- [What this task involves] Extract all lines that hold "менее" from the records below.

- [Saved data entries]
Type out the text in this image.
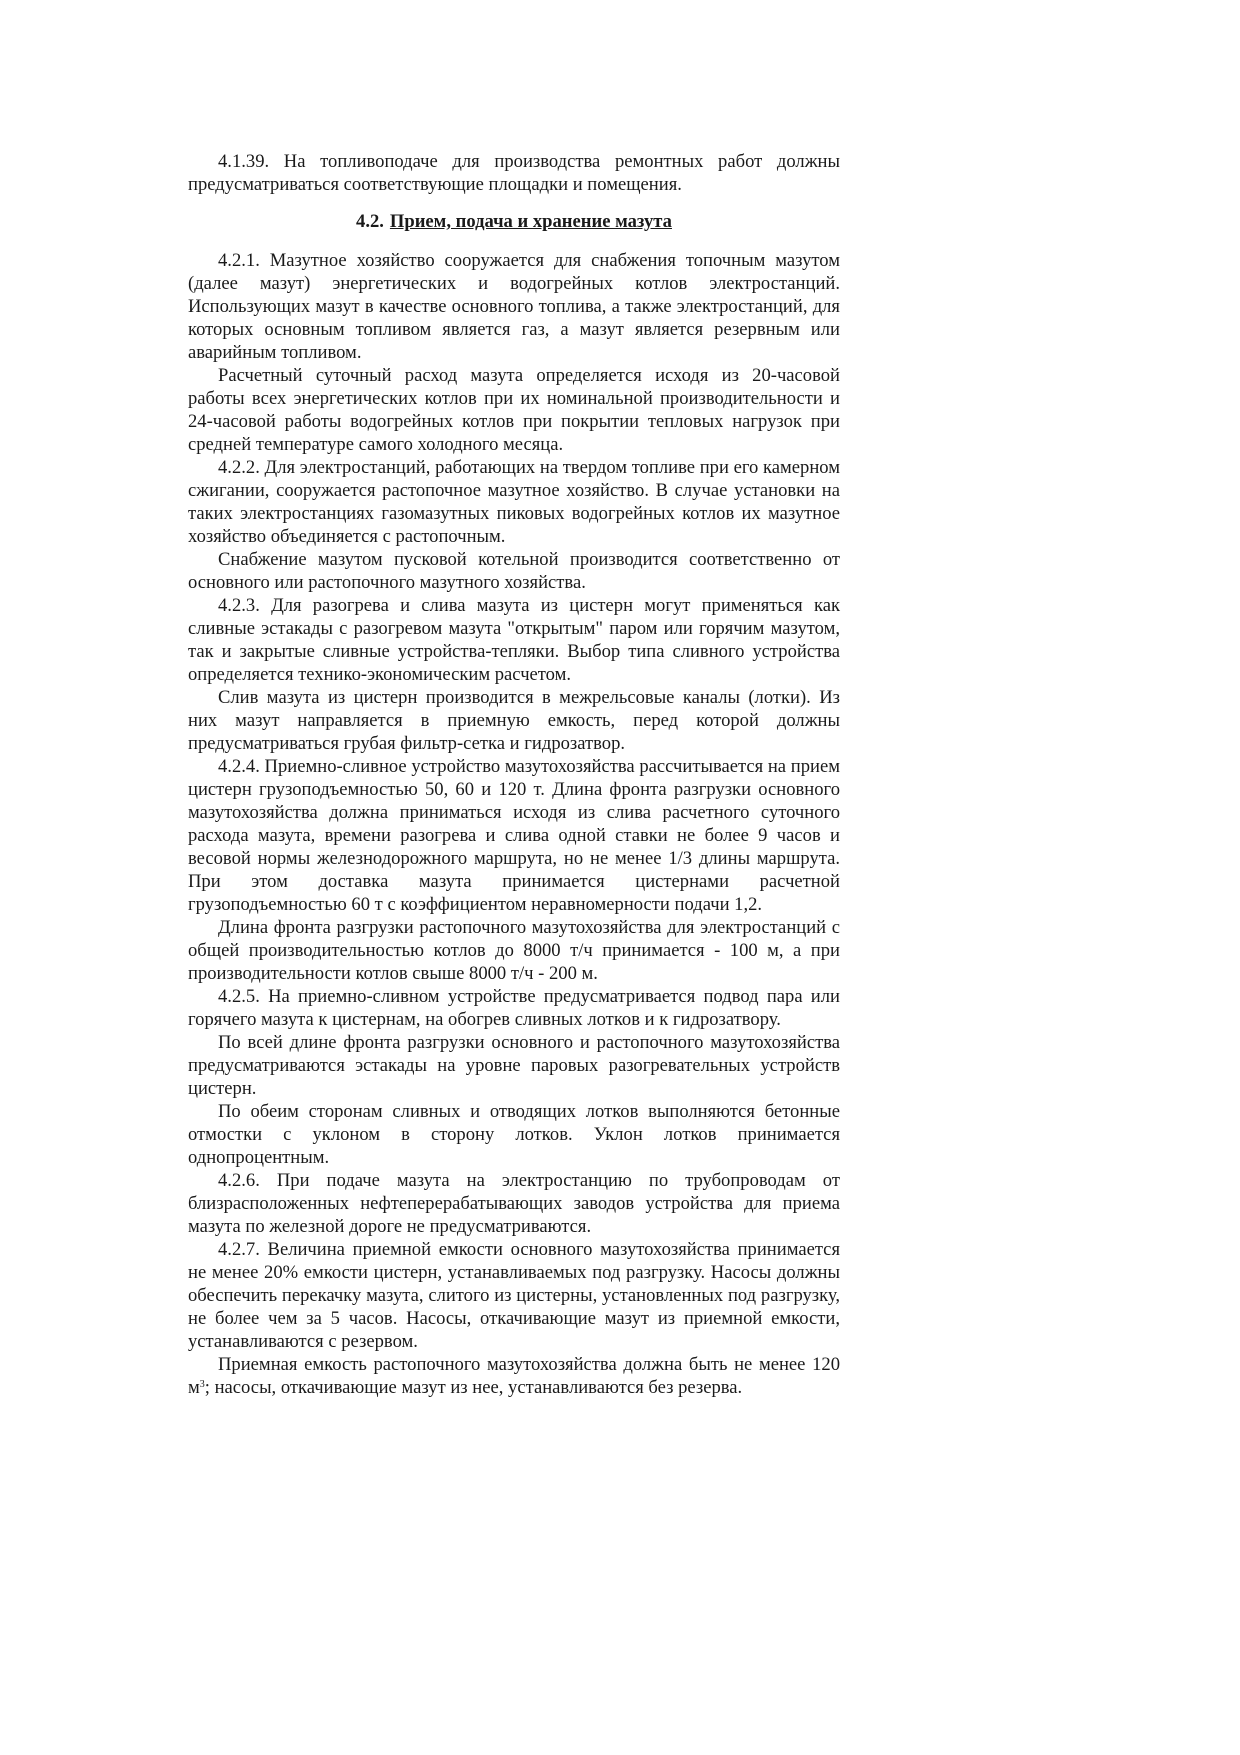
4.1.39. На топливоподаче для производства ремонтных работ должны предусматриваться соответствующие площадки и помещения.

4.2. Прием, подача и хранение мазута

4.2.1. Мазутное хозяйство сооружается для снабжения топочным мазутом (далее мазут) энергетических и водогрейных котлов электростанций. Использующих мазут в качестве основного топлива, а также электростанций, для которых основным топливом является газ, а мазут является резервным или аварийным топливом.

Расчетный суточный расход мазута определяется исходя из 20-часовой работы всех энергетических котлов при их номинальной производительности и 24-часовой работы водогрейных котлов при покрытии тепловых нагрузок при средней температуре самого холодного месяца.

4.2.2. Для электростанций, работающих на твердом топливе при его камерном сжигании, сооружается растопочное мазутное хозяйство. В случае установки на таких электростанциях газомазутных пиковых водогрейных котлов их мазутное хозяйство объединяется с растопочным.

Снабжение мазутом пусковой котельной производится соответственно от основного или растопочного мазутного хозяйства.

4.2.3. Для разогрева и слива мазута из цистерн могут применяться как сливные эстакады с разогревом мазута "открытым" паром или горячим мазутом, так и закрытые сливные устройства-тепляки. Выбор типа сливного устройства определяется технико-экономическим расчетом.

Слив мазута из цистерн производится в межрельсовые каналы (лотки). Из них мазут направляется в приемную емкость, перед которой должны предусматриваться грубая фильтр-сетка и гидрозатвор.

4.2.4. Приемно-сливное устройство мазутохозяйства рассчитывается на прием цистерн грузоподъемностью 50, 60 и 120 т. Длина фронта разгрузки основного мазутохозяйства должна приниматься исходя из слива расчетного суточного расхода мазута, времени разогрева и слива одной ставки не более 9 часов и весовой нормы железнодорожного маршрута, но не менее 1/3 длины маршрута. При этом доставка мазута принимается цистернами расчетной грузоподъемностью 60 т с коэффициентом неравномерности подачи 1,2.

Длина фронта разгрузки растопочного мазутохозяйства для электростанций с общей производительностью котлов до 8000 т/ч принимается - 100 м, а при производительности котлов свыше 8000 т/ч - 200 м.

4.2.5. На приемно-сливном устройстве предусматривается подвод пара или горячего мазута к цистернам, на обогрев сливных лотков и к гидрозатвору.

По всей длине фронта разгрузки основного и растопочного мазутохозяйства предусматриваются эстакады на уровне паровых разогревательных устройств цистерн.

По обеим сторонам сливных и отводящих лотков выполняются бетонные отмостки с уклоном в сторону лотков. Уклон лотков принимается однопроцентным.

4.2.6. При подаче мазута на электростанцию по трубопроводам от близрасположенных нефтеперерабатывающих заводов устройства для приема мазута по железной дороге не предусматриваются.

4.2.7. Величина приемной емкости основного мазутохозяйства принимается не менее 20% емкости цистерн, устанавливаемых под разгрузку. Насосы должны обеспечить перекачку мазута, слитого из цистерны, установленных под разгрузку, не более чем за 5 часов. Насосы, откачивающие мазут из приемной емкости, устанавливаются с резервом.

Приемная емкость растопочного мазутохозяйства должна быть не менее 120 $м^3$; насосы, откачивающие мазут из нее, устанавливаются без резерва.
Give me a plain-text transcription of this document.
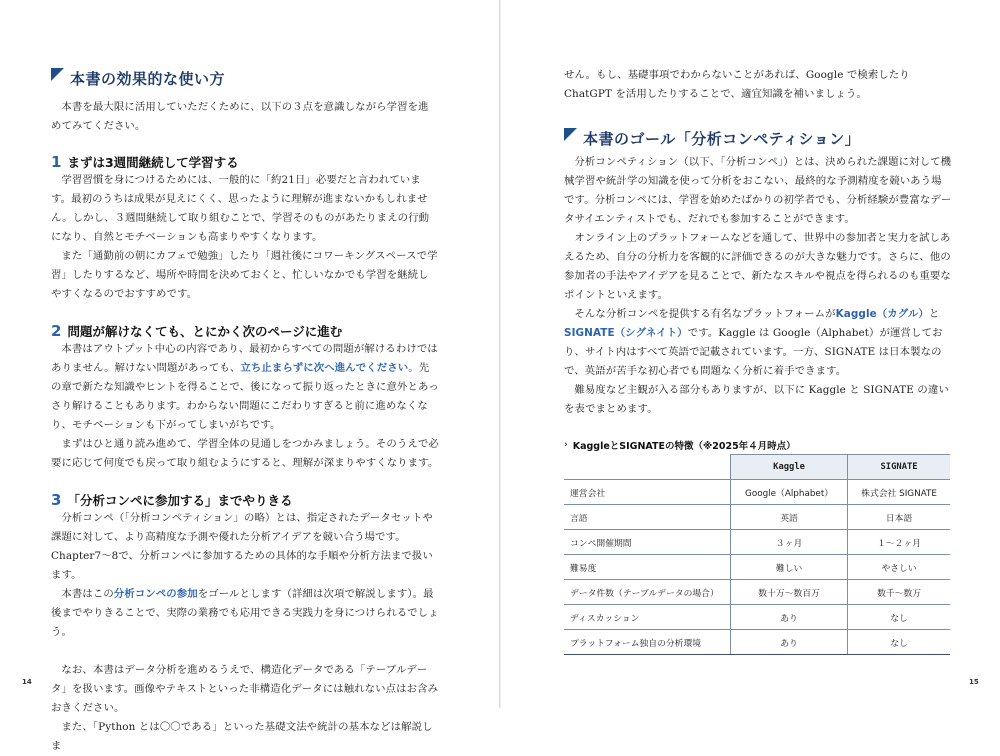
本書の効果的な使い方

本書を最大限に活用していただくために、以下の３点を意識しながら学習を進めてみてください。

1 まずは3週間継続して学習する

学習習慣を身につけるためには、一般的に「約21日」必要だと言われています。最初のうちは成果が見えにくく、思ったように理解が進まないかもしれません。しかし、３週間継続して取り組むことで、学習そのものがあたりまえの行動になり、自然とモチベーションも高まりやすくなります。

また「通勤前の朝にカフェで勉強」したり「週社後にコワーキングスペースで学習」したりするなど、場所や時間を決めておくと、忙しいなかでも学習を継続しやすくなるのでおすすめです。

2 問題が解けなくても、とにかく次のページに進む

本書はアウトプット中心の内容であり、最初からすべての問題が解けるわけではありません。解けない問題があっても、立ち止まらずに次へ進んでください。先の章で新たな知識やヒントを得ることで、後になって振り返ったときに意外とあっさり解けることもあります。わからない問題にこだわりすぎると前に進めなくなり、モチベーションも下がってしまいがちです。

まずはひと通り読み進めて、学習全体の見通しをつかみましょう。そのうえで必要に応じて何度でも戻って取り組むようにすると、理解が深まりやすくなります。

3 「分析コンペに参加する」までやりきる

分析コンペ（「分析コンペティション」の略）とは、指定されたデータセットや課題に対して、より高精度な予測や優れた分析アイデアを競い合う場です。Chapter7〜8で、分析コンペに参加するための具体的な手順や分析方法まで扱います。

本書はこの分析コンペの参加をゴールとします（詳細は次項で解説します）。最後までやりきることで、実際の業務でも応用できる実践力を身につけられるでしょう。

なお、本書はデータ分析を進めるうえで、構造化データである「テーブルデータ」を扱います。画像やテキストといった非構造化データには触れない点はお含みおきください。

また、「Python とは〇〇である」といった基礎文法や統計の基本などは解説しま

14

せん。もし、基礎事項でわからないことがあれば、Google で検索したり ChatGPT を活用したりすることで、適宜知識を補いましょう。

本書のゴール「分析コンペティション」

分析コンペティション（以下、「分析コンペ」）とは、決められた課題に対して機械学習や統計学の知識を使って分析をおこない、最終的な予測精度を競いあう場です。分析コンペには、学習を始めたばかりの初学者でも、分析経験が豊富なデータサイエンティストでも、だれでも参加することができます。

オンライン上のプラットフォームなどを通して、世界中の参加者と実力を試しあえるため、自分の分析力を客観的に評価できるのが大きな魅力です。さらに、他の参加者の手法やアイデアを見ることで、新たなスキルや視点を得られるのも重要なポイントといえます。

そんな分析コンペを提供する有名なプラットフォームがKaggle（カグル）とSIGNATE（シグネイト）です。Kaggle は Google（Alphabet）が運営しており、サイト内はすべて英語で記載されています。一方、SIGNATE は日本製なので、英語が苦手な初心者でも問題なく分析に着手できます。

難易度など主観が入る部分もありますが、以下に Kaggle と SIGNATE の違いを表でまとめます。

› KaggleとSIGNATEの特徴（※2025年４月時点）
	Kaggle	SIGNATE
運営会社	Google（Alphabet）	株式会社 SIGNATE
言語	英語	日本語
コンペ開催期間	３ヶ月	１〜２ヶ月
難易度	難しい	やさしい
データ件数（テーブルデータの場合）	数十万〜数百万	数千〜数万
ディスカッション	あり	なし
プラットフォーム独自の分析環境	あり	なし
15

- [Exercise response]
4.2.4. Приемно-сливное устройство мазутохозяйства рассчитывается на прием цистерн грузоподъемностью 50, 60 и 120 т. Длина фронта разгрузки основного мазутохозяйства должна приниматься исходя из слива расчетного суточного расхода мазута, времени разогрева и слива одной ставки не более 9 часов и весовой нормы железнодорожного маршрута, но не менее 1/3 длины маршрута. При этом доставка мазута принимается цистернами расчетной грузоподъемностью 60 т с коэффициентом неравномерности подачи 1,2.
4.2.7. Величина приемной емкости основного мазутохозяйства принимается не менее 20% емкости цистерн, устанавливаемых под разгрузку. Насосы должны обеспечить перекачку мазута, слитого из цистерны, установленных под разгрузку, не более чем за 5 часов. Насосы, откачивающие мазут из приемной емкости, устанавливаются с резервом.
Приемная емкость растопочного мазутохозяйства должна быть не менее 120 $м^3$; насосы, откачивающие мазут из нее, устанавливаются без резерва.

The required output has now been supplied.